Consignes des tâches
1. Transcrivez le passage de l'extrait sur la répression judiciaire de l'homosexualité, depuis « Ils devaient établir » jusqu'à « l'ont beaucoup utilisé. » inclus.
2. Rédigez la suite de l'extrait sur la répression judiciaire de l'homosexualité, en partant de sa dernière phrase.

#### Extrait source

Ils devaient établir la responsabilité de l’inculpé, le danger qu’il représente pour la société et sur l’opportunité d’un placement médical. Les experts cherchaient à établir les causes et les origines de la «déviance», pensant que l’homosexualité pouvait provenir d’antécédents familiaux.
Quelles étaient les peines?
Elles variaient grandement. Les Codes pénaux prévoyaient des peines de prison, mais on observe une certaine réticence dans leur application. Dès que le sursis est entré en vigueur, au début du 20e siècle, les juges l'ont beaucoup utilisé.
Pourquoi?
D'un côté, à cause du discours médical soutenant qu'il fallait soigner les homosexuels plutôt que de les punir. De l'autre, parce qu'on pensait que l'homosexualité pouvait s'attraper, telle une maladie contagieuse. Les prisons pouvaient donc devenir des lieux de contamination.
Quel était le profil type des accusés?

########
#### Entrées fournies

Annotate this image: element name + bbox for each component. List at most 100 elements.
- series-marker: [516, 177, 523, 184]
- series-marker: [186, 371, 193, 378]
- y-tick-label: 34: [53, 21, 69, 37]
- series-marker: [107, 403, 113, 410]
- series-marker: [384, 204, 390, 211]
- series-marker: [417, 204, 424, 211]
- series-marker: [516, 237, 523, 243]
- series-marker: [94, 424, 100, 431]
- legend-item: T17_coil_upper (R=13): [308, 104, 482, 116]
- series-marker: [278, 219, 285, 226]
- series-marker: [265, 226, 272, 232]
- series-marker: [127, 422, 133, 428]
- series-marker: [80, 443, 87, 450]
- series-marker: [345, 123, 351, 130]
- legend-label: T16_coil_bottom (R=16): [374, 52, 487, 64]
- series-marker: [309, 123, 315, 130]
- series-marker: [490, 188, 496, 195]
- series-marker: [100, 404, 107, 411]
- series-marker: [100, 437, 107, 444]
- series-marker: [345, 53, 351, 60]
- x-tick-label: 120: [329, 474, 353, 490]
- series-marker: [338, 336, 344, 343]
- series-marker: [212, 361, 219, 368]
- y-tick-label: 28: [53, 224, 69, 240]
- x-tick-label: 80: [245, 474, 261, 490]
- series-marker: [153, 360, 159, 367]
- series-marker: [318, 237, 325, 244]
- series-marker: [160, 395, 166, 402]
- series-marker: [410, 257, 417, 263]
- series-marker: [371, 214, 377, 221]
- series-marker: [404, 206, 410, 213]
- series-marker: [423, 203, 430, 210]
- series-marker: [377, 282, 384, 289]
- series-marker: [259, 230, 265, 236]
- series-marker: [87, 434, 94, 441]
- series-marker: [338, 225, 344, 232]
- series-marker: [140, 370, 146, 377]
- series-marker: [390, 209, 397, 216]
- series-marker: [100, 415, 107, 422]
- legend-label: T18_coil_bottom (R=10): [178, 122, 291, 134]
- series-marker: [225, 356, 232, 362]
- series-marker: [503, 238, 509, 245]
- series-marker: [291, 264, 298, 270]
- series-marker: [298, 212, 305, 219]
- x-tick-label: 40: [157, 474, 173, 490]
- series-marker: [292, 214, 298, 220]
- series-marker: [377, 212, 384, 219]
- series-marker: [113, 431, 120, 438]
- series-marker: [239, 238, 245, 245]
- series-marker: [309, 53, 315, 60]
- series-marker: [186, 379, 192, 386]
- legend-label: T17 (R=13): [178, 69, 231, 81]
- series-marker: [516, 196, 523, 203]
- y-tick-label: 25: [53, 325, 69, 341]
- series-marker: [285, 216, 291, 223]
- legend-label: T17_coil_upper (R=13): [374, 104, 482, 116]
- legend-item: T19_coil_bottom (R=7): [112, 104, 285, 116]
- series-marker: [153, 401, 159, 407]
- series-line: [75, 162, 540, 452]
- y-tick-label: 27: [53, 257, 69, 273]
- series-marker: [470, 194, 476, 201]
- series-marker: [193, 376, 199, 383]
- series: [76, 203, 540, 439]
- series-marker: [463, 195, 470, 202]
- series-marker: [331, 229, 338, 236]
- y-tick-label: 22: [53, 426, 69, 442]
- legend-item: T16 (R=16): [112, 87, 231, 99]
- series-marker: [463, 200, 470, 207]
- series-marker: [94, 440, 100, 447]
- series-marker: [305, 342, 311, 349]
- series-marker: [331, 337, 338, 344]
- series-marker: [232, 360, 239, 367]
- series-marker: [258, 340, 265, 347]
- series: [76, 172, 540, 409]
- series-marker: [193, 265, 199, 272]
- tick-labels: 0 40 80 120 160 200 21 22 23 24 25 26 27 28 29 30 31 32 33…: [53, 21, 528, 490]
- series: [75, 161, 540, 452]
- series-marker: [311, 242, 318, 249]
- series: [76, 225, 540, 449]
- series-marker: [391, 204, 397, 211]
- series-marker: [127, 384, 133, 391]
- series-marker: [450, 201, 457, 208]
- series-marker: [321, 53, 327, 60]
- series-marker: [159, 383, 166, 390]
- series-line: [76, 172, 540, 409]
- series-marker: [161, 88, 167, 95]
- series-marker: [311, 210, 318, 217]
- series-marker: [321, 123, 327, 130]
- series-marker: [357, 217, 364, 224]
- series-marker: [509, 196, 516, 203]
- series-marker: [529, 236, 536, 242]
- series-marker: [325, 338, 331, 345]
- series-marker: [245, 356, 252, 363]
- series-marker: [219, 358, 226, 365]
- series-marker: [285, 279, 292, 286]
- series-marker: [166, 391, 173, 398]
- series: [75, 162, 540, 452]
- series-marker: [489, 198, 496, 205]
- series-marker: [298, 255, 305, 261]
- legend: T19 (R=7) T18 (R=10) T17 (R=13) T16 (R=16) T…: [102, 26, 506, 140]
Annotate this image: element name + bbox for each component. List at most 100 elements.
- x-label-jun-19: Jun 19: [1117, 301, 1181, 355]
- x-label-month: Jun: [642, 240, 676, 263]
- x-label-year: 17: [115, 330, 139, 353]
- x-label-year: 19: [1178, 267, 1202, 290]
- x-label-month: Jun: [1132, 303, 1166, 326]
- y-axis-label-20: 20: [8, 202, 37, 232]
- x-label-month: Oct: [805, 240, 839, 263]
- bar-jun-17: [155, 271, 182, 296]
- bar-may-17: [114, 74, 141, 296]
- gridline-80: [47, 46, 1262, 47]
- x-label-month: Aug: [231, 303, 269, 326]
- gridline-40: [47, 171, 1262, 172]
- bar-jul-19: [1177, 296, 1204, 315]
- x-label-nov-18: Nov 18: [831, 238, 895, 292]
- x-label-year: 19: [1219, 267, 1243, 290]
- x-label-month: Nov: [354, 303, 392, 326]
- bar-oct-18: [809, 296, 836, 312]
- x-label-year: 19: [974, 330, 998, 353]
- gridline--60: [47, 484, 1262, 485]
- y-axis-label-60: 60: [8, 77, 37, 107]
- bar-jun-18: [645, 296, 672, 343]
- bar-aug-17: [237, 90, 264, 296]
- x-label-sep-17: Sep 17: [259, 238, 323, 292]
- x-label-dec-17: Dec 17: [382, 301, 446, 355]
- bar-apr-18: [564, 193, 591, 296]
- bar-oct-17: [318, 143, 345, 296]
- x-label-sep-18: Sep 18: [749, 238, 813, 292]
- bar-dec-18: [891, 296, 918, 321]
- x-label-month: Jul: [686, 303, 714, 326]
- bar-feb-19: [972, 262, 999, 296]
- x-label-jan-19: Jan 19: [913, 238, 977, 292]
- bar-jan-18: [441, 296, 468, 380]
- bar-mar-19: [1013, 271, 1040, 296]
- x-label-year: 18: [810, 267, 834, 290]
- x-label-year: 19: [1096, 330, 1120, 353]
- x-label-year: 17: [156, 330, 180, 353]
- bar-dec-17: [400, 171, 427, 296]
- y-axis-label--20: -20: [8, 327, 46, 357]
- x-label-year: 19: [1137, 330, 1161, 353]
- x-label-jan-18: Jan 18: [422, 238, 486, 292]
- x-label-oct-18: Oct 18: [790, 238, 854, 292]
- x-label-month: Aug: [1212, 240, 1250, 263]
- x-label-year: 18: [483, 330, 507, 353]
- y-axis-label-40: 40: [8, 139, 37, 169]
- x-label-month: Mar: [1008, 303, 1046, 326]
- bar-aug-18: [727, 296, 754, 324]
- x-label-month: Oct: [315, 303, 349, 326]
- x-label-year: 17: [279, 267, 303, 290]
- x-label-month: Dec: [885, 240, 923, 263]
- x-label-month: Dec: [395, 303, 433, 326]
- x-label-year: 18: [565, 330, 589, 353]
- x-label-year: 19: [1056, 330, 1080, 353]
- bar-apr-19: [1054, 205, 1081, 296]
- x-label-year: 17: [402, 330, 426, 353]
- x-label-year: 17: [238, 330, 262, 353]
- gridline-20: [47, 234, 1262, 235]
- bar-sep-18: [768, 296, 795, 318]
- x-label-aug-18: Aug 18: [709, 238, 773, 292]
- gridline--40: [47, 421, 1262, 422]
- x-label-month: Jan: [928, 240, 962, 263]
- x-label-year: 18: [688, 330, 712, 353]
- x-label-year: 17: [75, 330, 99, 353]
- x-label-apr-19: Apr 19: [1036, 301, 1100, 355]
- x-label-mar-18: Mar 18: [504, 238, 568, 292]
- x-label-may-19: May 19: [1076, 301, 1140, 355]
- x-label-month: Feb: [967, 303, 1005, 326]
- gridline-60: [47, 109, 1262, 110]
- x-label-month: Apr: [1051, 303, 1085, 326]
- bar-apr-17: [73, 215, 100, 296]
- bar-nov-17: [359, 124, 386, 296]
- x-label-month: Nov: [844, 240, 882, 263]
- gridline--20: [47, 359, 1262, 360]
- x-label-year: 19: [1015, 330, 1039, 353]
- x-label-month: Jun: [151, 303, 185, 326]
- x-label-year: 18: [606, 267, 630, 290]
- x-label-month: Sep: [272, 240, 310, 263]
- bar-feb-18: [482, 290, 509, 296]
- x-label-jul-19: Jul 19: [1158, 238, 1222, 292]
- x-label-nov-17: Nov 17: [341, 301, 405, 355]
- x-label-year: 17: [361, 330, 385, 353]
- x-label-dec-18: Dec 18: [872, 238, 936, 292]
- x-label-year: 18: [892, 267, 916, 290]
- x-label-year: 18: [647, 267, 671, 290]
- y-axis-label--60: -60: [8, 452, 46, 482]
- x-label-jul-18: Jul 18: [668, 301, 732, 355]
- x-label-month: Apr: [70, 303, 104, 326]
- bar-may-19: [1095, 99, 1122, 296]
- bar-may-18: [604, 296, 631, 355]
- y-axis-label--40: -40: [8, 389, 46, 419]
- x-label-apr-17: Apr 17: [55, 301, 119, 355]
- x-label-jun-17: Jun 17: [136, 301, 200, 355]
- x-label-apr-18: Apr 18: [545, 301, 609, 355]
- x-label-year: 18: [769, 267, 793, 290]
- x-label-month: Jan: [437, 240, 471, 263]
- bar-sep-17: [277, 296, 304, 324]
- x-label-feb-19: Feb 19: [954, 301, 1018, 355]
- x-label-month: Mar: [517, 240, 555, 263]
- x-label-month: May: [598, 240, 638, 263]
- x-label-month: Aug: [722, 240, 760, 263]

########

Réponses par tâche
1.
Ils devaient établir la responsabilité de l’inculpé, le danger qu’il représente pour la société et sur l’opportunité d’un placement médical. Les experts cherchaient à établir les causes et les origines de la «déviance», pensant que l’homosexualité pouvait provenir d’antécédents familiaux.
Quelles étaient les peines?
Elles variaient grandement. Les Codes pénaux prévoyaient des peines de prison, mais on observe une certaine réticence dans leur application. Dès que le sursis est entré en vigueur, au début du 20e siècle, les juges l'ont beaucoup utilisé.

2.
Le plus souvent, il s'agissait d'un homme célibataire exerçant une activité mal rémunérée, telle que domestique, ouvrier ou journalier. Il y avait très peu de personnes issues des professions libérales, même si des exceptions existaient.
Avez-vous des exemples?
J'ai notamment trouvé un médecin et un notaire, mais ils étaient traités différemment des autres accusés: on faisait très attention à la discrétion et on soulignait qu'ils venaient de familles honorables. De même, il y avait une proportion importante d'hommes mariés, ce qui montre à quel point vivre son homosexualité était impossible à l'époque. Le mariage offrait même un «paravent sociétal» permettant de dissiper certaines rumeurs.
Ces accusations reflétaient-elles des dynamiques de classe?
Oui, tout à fait. On peut imaginer qu'un avocat disposait plus facilement d’un espace privé, comme son étude, et avait ainsi moins de chances de se faire attraper qu'un domestique n'ayant pas de chambre personnelle. Les notables pouvaient également faire fonctionner leurs réseaux. De plus, beaucoup d'affaires étaient réglées avec un arrangement – la victime ou sa famille recevait de l'argent de la part de l'accusé, par exemple.
Nous avons essentiellement parlé des hommes. Qu'en est-il des femmes?
Contrairement à d'autres cantons, qui ne considéraient que l'homosexualité masculine, Fribourg pénalisait également les femmes. Pourtant, dans les faits, il était très rare qu'elles soient condamnées pour «débauche contre nature».
Pourquoi?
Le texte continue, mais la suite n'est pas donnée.